* [What is needed]
Bring together all lines of the material below that contain the string "драйвер".

START Available data

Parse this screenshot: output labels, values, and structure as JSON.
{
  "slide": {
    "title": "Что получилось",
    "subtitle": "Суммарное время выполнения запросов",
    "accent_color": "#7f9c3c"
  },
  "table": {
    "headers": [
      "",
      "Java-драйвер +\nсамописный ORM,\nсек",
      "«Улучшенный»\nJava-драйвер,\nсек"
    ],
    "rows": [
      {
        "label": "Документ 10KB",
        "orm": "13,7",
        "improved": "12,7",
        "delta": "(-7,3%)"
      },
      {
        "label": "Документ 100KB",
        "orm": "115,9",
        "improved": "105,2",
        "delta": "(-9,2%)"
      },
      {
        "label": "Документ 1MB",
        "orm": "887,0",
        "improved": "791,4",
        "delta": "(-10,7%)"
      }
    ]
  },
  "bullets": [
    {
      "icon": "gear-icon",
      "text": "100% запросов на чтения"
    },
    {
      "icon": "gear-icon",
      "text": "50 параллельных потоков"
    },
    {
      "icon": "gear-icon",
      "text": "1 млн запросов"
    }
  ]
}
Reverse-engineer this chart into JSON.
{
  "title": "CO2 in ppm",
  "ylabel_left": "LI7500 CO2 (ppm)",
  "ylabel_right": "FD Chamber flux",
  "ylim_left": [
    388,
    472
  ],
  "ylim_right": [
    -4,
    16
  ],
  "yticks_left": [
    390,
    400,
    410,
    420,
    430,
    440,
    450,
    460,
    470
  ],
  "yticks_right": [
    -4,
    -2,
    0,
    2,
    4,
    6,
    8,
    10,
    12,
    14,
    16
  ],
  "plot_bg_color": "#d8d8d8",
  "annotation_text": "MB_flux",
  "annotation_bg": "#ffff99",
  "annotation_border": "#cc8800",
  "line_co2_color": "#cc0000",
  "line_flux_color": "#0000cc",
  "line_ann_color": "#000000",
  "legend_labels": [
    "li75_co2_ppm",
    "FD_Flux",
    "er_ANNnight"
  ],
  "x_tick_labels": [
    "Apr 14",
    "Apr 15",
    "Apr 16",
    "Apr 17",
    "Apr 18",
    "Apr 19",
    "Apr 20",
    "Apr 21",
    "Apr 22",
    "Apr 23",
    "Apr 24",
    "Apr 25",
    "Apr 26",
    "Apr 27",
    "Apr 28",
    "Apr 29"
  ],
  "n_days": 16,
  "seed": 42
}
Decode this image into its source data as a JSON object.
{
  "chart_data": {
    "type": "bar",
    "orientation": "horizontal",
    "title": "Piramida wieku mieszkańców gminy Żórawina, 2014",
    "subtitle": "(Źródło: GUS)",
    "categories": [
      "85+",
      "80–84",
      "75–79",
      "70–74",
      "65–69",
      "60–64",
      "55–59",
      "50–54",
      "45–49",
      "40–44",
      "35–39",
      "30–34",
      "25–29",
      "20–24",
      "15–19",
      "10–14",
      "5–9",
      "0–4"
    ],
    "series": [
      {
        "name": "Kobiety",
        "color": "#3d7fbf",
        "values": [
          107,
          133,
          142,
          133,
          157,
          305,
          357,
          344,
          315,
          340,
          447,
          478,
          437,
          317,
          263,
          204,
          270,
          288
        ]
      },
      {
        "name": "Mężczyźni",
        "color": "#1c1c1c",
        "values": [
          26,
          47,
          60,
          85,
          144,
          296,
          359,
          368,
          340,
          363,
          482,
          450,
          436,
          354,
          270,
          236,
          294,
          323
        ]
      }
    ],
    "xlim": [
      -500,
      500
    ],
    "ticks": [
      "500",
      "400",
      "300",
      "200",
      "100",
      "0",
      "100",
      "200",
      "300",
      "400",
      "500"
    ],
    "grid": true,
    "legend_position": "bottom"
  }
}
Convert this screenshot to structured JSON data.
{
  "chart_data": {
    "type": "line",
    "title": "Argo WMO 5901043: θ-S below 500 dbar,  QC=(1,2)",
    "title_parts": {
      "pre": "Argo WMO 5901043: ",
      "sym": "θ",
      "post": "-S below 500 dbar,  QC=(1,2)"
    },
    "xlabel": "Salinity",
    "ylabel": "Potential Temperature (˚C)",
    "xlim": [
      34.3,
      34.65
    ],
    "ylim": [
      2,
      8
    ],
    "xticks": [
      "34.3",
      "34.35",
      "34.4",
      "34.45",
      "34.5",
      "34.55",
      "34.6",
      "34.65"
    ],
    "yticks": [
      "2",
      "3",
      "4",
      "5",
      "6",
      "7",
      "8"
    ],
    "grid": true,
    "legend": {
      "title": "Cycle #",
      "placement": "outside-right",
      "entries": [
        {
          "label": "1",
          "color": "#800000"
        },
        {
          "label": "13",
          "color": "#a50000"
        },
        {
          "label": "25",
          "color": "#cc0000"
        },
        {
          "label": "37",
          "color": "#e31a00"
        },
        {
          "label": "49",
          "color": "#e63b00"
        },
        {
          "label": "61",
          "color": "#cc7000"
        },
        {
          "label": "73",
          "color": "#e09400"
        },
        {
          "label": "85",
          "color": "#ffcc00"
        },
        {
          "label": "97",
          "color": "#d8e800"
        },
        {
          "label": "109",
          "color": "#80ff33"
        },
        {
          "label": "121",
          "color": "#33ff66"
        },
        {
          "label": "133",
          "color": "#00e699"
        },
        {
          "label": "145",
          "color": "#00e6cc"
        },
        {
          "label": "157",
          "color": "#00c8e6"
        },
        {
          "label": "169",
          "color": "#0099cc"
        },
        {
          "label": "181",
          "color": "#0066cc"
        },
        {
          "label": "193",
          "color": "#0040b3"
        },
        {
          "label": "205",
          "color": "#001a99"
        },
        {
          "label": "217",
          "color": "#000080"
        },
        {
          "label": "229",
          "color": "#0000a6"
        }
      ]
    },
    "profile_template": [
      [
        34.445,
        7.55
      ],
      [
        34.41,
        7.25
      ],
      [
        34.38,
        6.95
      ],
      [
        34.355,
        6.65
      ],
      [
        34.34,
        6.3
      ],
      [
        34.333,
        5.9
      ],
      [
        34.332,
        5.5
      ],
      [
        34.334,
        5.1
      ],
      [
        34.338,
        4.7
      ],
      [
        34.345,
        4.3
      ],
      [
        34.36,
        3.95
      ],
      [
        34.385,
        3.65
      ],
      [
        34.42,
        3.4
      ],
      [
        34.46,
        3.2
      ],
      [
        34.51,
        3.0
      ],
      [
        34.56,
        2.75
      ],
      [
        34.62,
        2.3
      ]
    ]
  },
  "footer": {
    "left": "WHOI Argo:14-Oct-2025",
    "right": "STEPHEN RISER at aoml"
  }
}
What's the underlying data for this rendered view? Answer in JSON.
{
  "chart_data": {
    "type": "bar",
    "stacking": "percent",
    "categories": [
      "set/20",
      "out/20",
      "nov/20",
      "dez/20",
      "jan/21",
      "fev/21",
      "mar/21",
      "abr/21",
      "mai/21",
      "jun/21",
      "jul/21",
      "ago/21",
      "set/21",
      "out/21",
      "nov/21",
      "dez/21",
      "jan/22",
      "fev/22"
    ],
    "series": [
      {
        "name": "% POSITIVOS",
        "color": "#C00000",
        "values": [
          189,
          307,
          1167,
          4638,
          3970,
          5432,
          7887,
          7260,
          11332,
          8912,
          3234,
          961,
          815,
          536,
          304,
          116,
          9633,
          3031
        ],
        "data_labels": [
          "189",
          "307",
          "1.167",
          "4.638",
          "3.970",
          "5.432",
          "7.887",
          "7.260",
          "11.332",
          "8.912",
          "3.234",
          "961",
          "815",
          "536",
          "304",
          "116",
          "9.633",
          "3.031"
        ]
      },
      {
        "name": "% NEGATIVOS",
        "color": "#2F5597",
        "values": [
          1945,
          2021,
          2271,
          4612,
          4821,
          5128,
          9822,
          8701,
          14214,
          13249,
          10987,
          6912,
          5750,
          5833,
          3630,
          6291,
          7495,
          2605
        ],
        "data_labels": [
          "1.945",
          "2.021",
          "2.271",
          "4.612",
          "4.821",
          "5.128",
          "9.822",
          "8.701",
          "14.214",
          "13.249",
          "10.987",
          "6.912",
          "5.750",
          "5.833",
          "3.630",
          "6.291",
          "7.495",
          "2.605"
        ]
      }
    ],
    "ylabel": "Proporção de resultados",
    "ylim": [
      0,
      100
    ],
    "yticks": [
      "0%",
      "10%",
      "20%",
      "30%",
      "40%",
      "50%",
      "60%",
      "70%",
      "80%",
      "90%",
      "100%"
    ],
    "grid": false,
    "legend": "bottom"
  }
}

END Available data

* [Exercise answer]
      "Java-драйвер +\nсамописный ORM,\nсек",
      "«Улучшенный»\nJava-драйвер,\nсек"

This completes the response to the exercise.